**Your objective**: Set out each line from the following listing that includes the word "Discretionary".
○ ○ ○
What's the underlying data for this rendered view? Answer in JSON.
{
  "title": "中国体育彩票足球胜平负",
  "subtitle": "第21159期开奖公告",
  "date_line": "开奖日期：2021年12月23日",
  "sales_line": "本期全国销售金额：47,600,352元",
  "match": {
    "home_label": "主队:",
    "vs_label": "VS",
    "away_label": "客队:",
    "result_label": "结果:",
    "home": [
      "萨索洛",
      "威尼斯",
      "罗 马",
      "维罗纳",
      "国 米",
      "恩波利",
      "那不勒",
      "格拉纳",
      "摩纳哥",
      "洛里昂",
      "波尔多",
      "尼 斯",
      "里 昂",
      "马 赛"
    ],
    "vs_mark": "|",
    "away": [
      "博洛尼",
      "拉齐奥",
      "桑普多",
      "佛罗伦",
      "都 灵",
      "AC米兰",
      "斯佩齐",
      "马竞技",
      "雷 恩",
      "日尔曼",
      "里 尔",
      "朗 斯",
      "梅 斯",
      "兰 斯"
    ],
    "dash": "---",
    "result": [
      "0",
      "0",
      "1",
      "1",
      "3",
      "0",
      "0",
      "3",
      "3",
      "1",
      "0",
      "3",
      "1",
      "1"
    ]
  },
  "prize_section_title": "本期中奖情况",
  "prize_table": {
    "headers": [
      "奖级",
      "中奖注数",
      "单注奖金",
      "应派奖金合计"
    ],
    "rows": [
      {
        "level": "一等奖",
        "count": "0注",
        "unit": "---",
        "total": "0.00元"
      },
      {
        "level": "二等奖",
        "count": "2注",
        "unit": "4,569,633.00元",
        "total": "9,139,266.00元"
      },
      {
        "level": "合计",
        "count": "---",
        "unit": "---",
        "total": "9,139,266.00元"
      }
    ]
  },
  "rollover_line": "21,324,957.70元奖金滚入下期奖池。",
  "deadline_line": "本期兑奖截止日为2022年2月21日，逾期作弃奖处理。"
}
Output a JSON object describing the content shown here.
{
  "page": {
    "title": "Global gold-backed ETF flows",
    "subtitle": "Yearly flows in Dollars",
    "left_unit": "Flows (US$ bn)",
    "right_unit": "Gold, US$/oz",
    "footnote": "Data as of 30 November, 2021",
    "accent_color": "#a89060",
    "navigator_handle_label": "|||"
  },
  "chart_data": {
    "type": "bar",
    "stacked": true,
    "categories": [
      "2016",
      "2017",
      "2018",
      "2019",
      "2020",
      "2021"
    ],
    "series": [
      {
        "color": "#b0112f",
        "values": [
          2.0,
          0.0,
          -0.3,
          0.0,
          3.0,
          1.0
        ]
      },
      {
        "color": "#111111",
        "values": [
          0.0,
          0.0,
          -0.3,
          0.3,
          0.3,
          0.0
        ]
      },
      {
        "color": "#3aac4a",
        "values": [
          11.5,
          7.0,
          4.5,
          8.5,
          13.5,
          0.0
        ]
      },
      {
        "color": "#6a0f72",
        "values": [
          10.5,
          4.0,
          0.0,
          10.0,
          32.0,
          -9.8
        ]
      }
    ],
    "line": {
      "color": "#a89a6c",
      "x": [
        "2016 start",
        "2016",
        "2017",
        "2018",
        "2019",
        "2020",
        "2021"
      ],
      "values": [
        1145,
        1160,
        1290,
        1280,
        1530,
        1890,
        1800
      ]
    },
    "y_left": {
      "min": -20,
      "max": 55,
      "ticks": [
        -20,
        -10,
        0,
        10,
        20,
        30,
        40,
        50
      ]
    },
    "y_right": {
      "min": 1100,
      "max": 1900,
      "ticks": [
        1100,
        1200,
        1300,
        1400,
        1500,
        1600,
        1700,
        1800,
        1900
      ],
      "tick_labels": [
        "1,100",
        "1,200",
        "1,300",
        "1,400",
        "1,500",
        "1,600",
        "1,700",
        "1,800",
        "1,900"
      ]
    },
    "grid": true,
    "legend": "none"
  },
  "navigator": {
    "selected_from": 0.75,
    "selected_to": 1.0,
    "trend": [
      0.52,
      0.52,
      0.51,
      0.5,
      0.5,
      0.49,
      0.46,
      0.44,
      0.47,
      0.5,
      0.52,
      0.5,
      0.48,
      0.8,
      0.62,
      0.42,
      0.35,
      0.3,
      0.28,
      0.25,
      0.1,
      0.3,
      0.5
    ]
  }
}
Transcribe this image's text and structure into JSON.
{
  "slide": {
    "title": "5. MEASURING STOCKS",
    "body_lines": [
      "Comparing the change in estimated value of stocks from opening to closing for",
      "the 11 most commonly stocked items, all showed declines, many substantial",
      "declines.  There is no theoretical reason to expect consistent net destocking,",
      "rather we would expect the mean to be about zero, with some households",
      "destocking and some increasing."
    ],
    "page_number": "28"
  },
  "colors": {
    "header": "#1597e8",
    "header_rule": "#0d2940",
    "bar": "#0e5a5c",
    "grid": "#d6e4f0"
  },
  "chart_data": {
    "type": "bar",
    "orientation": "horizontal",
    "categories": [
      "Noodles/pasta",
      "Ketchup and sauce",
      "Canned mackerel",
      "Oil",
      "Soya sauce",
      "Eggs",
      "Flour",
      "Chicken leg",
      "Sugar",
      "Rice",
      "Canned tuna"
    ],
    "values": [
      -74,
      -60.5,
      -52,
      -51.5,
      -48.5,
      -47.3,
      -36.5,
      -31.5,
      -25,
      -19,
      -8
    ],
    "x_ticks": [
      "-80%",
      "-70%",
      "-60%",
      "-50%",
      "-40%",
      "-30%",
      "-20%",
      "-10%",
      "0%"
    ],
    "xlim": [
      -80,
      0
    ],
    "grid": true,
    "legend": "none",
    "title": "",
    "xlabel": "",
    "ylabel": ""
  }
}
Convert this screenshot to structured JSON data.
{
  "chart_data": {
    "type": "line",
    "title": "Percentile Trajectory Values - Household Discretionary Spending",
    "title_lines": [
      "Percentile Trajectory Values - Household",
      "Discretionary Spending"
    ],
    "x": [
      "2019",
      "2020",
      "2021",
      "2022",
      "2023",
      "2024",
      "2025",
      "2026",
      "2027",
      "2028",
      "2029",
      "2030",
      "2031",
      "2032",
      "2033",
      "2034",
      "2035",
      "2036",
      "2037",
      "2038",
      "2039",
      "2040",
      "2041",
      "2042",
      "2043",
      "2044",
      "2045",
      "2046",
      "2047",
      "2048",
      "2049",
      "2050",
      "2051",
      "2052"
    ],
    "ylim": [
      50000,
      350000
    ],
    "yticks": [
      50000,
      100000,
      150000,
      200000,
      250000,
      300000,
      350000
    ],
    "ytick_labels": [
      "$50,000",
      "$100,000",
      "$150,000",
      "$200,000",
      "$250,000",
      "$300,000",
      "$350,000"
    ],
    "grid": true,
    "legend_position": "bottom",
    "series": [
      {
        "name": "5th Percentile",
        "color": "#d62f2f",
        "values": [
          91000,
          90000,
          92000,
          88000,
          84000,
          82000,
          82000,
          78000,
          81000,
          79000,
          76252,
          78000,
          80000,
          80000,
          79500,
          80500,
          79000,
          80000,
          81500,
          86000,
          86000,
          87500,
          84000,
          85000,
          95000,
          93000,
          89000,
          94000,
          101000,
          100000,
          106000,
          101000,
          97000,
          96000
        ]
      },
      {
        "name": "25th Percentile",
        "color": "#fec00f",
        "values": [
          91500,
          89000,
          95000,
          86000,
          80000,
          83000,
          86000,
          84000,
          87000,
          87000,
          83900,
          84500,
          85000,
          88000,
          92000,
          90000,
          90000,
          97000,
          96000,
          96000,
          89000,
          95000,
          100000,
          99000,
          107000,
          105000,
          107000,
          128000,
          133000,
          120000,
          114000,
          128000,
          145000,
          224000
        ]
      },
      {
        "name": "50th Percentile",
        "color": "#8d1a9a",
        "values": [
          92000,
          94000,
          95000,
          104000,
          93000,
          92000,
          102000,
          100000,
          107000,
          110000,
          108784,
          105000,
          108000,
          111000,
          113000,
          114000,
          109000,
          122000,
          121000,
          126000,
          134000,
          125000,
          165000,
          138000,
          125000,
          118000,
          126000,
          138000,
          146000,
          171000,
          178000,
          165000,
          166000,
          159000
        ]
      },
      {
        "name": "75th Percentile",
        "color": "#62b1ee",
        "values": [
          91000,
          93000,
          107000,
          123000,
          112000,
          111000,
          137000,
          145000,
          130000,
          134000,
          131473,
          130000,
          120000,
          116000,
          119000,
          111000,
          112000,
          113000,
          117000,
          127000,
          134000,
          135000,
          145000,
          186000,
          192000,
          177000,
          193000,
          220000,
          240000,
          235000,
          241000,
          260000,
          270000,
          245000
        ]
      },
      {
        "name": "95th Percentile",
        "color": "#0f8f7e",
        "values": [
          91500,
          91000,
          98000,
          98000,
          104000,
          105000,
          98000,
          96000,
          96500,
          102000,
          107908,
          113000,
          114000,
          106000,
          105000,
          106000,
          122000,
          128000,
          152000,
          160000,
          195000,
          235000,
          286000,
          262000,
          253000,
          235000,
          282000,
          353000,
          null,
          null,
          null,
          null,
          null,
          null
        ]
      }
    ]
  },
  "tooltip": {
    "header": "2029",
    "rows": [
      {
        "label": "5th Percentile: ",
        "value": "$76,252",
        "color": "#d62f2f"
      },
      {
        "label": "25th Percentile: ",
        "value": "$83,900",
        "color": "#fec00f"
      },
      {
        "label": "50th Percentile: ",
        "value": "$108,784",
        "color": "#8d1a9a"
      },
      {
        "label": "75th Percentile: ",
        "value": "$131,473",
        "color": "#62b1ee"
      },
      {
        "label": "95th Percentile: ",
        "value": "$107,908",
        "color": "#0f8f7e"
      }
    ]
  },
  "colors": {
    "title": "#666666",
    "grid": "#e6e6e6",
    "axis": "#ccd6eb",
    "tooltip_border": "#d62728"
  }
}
○ ○ ○
**Expected answer**:
    "title": "Percentile Trajectory Values - Household Discretionary Spending",
      "Discretionary Spending"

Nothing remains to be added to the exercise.